+++ EXERCISE INPUT
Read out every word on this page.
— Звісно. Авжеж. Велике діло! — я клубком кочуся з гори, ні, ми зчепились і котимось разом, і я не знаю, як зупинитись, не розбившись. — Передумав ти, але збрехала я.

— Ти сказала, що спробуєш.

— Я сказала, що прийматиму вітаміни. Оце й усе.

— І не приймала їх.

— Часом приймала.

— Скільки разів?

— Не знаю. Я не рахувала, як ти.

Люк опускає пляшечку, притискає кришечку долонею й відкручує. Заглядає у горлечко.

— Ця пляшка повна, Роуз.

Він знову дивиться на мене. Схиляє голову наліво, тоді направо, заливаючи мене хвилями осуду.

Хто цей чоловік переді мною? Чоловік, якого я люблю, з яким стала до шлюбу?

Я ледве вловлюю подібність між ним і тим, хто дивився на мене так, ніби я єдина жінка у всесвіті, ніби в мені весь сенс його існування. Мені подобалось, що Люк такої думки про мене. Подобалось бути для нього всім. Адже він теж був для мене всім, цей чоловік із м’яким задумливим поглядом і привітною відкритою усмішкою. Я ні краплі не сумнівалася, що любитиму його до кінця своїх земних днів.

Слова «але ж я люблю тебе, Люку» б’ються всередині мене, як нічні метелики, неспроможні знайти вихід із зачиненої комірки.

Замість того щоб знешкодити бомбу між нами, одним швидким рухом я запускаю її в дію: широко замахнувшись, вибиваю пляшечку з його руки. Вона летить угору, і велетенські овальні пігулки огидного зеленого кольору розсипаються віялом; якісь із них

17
++++++
WORK TO BE COMPLETED
Go through the records and show every line with the string "знаю" in it.

RESPONSE TO THE EXERCISE
— Звісно. Авжеж. Велике діло! — я клубком кочуся з гори, ні, ми зчепились і котимось разом, і я не знаю, як зупинитись, не розбившись. — Передумав ти, але збрехала я.
— Не знаю. Я не рахувала, як ти.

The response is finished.